What you should do: For each line of the data below that holds "amalga", copy the line.

[Data entries]
++++++++

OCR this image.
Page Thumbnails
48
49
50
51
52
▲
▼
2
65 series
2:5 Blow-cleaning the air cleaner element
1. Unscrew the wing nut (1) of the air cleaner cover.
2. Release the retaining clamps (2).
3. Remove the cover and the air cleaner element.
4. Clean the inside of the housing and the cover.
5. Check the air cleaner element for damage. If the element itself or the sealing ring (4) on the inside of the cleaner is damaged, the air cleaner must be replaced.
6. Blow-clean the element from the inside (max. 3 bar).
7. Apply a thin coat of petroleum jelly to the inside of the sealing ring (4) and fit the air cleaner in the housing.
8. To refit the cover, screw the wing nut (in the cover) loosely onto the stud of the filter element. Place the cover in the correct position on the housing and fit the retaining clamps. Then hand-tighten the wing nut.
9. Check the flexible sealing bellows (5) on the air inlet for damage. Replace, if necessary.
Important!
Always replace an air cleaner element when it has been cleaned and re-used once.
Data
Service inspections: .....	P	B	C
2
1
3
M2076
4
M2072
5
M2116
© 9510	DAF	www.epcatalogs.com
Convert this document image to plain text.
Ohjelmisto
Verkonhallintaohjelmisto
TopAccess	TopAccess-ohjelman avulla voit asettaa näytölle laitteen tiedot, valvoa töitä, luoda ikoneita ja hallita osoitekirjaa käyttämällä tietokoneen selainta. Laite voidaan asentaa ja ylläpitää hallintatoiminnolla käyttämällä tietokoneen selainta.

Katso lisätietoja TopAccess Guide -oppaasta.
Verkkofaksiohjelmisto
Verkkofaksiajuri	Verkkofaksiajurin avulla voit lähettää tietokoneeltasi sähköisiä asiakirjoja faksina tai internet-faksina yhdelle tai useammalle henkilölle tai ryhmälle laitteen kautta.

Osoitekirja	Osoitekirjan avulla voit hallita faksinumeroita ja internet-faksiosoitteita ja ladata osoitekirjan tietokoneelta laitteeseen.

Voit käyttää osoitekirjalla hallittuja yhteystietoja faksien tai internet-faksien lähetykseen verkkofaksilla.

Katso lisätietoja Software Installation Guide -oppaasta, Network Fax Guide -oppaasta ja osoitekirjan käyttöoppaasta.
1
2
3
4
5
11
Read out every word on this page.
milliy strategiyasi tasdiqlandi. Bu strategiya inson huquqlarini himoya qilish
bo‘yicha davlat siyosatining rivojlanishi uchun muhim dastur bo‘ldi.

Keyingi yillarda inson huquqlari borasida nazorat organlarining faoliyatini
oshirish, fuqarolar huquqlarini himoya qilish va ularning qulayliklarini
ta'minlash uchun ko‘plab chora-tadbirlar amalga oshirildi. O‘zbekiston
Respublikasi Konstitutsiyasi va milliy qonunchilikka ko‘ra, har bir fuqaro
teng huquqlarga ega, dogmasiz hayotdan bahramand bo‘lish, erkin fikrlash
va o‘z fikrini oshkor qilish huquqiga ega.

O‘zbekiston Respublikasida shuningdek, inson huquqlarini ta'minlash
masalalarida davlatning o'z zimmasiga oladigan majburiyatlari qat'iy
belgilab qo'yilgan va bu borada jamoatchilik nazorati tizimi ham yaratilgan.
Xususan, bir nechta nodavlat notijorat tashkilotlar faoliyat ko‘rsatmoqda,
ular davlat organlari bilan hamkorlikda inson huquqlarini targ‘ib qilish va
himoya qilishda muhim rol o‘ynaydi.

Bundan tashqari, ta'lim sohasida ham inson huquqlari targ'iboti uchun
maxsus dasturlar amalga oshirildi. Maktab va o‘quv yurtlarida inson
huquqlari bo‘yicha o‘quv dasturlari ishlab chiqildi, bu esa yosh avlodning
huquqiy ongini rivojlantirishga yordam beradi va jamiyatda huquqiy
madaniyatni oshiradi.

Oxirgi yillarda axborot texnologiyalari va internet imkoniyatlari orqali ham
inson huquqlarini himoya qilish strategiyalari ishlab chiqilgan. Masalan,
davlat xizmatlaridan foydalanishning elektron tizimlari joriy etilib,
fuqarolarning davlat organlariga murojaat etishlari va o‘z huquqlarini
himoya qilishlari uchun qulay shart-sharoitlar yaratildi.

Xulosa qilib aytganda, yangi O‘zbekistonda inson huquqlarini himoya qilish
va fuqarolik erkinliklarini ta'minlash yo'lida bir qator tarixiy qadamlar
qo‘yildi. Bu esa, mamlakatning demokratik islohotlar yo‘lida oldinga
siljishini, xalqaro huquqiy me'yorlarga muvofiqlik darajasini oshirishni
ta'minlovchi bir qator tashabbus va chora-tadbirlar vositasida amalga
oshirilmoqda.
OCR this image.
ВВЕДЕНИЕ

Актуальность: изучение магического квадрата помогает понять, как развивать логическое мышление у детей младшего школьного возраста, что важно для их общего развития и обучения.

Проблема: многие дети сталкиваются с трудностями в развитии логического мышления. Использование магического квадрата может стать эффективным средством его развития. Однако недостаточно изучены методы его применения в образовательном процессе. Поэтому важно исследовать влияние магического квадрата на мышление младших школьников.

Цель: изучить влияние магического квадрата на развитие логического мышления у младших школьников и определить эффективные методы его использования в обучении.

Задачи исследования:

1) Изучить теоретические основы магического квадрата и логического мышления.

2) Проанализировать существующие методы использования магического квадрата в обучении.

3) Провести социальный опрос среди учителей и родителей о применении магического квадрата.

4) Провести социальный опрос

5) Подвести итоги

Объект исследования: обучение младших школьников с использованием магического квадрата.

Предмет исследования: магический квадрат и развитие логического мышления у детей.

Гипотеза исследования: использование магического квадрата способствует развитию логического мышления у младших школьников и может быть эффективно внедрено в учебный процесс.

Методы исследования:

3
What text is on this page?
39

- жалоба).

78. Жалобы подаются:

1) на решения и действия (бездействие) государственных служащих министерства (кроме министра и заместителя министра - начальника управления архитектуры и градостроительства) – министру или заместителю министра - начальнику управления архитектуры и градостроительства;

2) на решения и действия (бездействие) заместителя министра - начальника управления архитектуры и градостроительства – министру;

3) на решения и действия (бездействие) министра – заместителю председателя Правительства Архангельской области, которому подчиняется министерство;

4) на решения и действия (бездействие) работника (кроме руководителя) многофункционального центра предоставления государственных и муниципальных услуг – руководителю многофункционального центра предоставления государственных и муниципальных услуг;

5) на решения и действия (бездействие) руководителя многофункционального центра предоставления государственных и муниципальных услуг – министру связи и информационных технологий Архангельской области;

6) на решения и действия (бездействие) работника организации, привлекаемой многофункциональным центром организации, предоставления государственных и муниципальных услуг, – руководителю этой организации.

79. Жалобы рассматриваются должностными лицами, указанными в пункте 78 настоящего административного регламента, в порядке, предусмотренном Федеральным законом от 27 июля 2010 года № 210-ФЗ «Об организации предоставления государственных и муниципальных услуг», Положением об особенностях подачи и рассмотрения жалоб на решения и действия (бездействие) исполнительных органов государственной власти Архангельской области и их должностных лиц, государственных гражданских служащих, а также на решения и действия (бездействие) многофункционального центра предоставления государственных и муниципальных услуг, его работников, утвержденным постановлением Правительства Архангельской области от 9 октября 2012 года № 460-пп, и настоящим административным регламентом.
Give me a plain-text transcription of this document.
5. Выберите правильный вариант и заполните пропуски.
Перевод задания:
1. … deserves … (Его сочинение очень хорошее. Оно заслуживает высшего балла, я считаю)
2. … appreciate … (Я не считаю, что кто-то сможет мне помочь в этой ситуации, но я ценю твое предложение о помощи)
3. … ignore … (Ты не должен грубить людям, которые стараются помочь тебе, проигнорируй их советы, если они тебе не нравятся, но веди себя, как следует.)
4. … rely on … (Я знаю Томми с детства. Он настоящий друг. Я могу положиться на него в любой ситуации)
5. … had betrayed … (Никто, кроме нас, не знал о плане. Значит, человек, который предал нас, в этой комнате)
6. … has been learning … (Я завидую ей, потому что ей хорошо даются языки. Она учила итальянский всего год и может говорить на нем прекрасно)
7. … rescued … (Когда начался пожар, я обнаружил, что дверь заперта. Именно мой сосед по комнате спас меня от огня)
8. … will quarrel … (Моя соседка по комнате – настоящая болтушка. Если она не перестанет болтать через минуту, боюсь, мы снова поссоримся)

++++++++

Output for this exercise:
ta'minlash uchun ko‘plab chora-tadbirlar amalga oshirildi. O‘zbekiston
maxsus dasturlar amalga oshirildi. Maktab va o‘quv yurtlarida inson
ta'minlovchi bir qator tashabbus va chora-tadbirlar vositasida amalga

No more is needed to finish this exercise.